• _Goal_:
Reproduce all records exactly.

• _Available records_:
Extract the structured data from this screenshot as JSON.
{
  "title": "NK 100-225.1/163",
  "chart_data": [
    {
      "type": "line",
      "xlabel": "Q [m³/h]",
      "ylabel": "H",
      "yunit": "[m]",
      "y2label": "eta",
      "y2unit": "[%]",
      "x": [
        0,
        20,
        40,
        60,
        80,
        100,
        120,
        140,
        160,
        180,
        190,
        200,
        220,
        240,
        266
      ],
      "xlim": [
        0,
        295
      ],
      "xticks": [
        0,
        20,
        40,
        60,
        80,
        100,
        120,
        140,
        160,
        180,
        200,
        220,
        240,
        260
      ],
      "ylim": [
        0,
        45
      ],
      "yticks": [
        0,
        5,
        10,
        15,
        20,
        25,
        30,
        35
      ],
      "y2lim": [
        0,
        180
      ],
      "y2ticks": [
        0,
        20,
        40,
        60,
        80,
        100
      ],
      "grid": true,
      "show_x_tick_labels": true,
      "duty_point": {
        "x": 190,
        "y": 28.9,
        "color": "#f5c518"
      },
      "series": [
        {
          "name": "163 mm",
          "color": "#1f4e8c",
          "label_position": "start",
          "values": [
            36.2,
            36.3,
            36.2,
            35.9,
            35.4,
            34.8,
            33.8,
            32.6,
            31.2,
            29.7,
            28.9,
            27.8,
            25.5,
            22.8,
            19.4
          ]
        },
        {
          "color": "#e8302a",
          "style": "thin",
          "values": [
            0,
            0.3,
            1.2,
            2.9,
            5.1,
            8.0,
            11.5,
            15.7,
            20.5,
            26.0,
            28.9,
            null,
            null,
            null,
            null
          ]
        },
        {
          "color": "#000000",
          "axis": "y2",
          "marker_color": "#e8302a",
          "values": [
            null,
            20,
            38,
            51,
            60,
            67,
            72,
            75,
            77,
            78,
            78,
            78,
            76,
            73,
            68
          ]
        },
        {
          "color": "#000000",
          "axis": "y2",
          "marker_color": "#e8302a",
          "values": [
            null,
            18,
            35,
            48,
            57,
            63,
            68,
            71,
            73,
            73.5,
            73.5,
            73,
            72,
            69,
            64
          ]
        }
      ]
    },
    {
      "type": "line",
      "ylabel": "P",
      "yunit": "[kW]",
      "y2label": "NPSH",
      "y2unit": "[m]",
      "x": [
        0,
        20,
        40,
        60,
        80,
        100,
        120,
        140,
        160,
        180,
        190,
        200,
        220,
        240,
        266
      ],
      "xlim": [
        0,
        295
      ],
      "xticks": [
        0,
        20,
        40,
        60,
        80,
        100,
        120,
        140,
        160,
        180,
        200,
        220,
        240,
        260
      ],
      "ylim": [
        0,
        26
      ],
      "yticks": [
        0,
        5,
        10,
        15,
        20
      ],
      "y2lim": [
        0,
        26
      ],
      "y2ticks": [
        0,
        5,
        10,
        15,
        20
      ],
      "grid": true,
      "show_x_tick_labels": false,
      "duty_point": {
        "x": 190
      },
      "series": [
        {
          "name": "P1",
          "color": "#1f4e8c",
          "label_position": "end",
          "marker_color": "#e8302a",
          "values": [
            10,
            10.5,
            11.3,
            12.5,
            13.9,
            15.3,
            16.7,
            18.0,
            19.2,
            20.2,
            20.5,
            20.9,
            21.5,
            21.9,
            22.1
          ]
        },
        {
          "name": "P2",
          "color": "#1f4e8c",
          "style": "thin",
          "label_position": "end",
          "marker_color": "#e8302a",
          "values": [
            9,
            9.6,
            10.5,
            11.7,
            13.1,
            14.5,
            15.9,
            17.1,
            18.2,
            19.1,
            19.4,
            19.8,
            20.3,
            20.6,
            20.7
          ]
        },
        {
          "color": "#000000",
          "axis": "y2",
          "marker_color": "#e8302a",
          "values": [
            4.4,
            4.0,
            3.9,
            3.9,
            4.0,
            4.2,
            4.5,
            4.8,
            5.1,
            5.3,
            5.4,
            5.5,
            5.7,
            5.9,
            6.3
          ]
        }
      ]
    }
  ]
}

• _Exercise result_:
Extract the structured data from this screenshot as JSON.
{
  "title": "NK 100-225.1/163",
  "chart_data": [
    {
      "type": "line",
      "xlabel": "Q [m³/h]",
      "ylabel": "H",
      "yunit": "[m]",
      "y2label": "eta",
      "y2unit": "[%]",
      "x": [
        0,
        20,
        40,
        60,
        80,
        100,
        120,
        140,
        160,
        180,
        190,
        200,
        220,
        240,
        266
      ],
      "xlim": [
        0,
        295
      ],
      "xticks": [
        0,
        20,
        40,
        60,
        80,
        100,
        120,
        140,
        160,
        180,
        200,
        220,
        240,
        260
      ],
      "ylim": [
        0,
        45
      ],
      "yticks": [
        0,
        5,
        10,
        15,
        20,
        25,
        30,
        35
      ],
      "y2lim": [
        0,
        180
      ],
      "y2ticks": [
        0,
        20,
        40,
        60,
        80,
        100
      ],
      "grid": true,
      "show_x_tick_labels": true,
      "duty_point": {
        "x": 190,
        "y": 28.9,
        "color": "#f5c518"
      },
      "series": [
        {
          "name": "163 mm",
          "color": "#1f4e8c",
          "label_position": "start",
          "values": [
            36.2,
            36.3,
            36.2,
            35.9,
            35.4,
            34.8,
            33.8,
            32.6,
            31.2,
            29.7,
            28.9,
            27.8,
            25.5,
            22.8,
            19.4
          ]
        },
        {
          "color": "#e8302a",
          "style": "thin",
          "values": [
            0,
            0.3,
            1.2,
            2.9,
            5.1,
            8.0,
            11.5,
            15.7,
            20.5,
            26.0,
            28.9,
            null,
            null,
            null,
            null
          ]
        },
        {
          "color": "#000000",
          "axis": "y2",
          "marker_color": "#e8302a",
          "values": [
            null,
            20,
            38,
            51,
            60,
            67,
            72,
            75,
            77,
            78,
            78,
            78,
            76,
            73,
            68
          ]
        },
        {
          "color": "#000000",
          "axis": "y2",
          "marker_color": "#e8302a",
          "values": [
            null,
            18,
            35,
            48,
            57,
            63,
            68,
            71,
            73,
            73.5,
            73.5,
            73,
            72,
            69,
            64
          ]
        }
      ]
    },
    {
      "type": "line",
      "ylabel": "P",
      "yunit": "[kW]",
      "y2label": "NPSH",
      "y2unit": "[m]",
      "x": [
        0,
        20,
        40,
        60,
        80,
        100,
        120,
        140,
        160,
        180,
        190,
        200,
        220,
        240,
        266
      ],
      "xlim": [
        0,
        295
      ],
      "xticks": [
        0,
        20,
        40,
        60,
        80,
        100,
        120,
        140,
        160,
        180,
        200,
        220,
        240,
        260
      ],
      "ylim": [
        0,
        26
      ],
      "yticks": [
        0,
        5,
        10,
        15,
        20
      ],
      "y2lim": [
        0,
        26
      ],
      "y2ticks": [
        0,
        5,
        10,
        15,
        20
      ],
      "grid": true,
      "show_x_tick_labels": false,
      "duty_point": {
        "x": 190
      },
      "series": [
        {
          "name": "P1",
          "color": "#1f4e8c",
          "label_position": "end",
          "marker_color": "#e8302a",
          "values": [
            10,
            10.5,
            11.3,
            12.5,
            13.9,
            15.3,
            16.7,
            18.0,
            19.2,
            20.2,
            20.5,
            20.9,
            21.5,
            21.9,
            22.1
          ]
        },
        {
          "name": "P2",
          "color": "#1f4e8c",
          "style": "thin",
          "label_position": "end",
          "marker_color": "#e8302a",
          "values": [
            9,
            9.6,
            10.5,
            11.7,
            13.1,
            14.5,
            15.9,
            17.1,
            18.2,
            19.1,
            19.4,
            19.8,
            20.3,
            20.6,
            20.7
          ]
        },
        {
          "color": "#000000",
          "axis": "y2",
          "marker_color": "#e8302a",
          "values": [
            4.4,
            4.0,
            3.9,
            3.9,
            4.0,
            4.2,
            4.5,
            4.8,
            5.1,
            5.3,
            5.4,
            5.5,
            5.7,
            5.9,
            6.3
          ]
        }
      ]
    }
  ]
}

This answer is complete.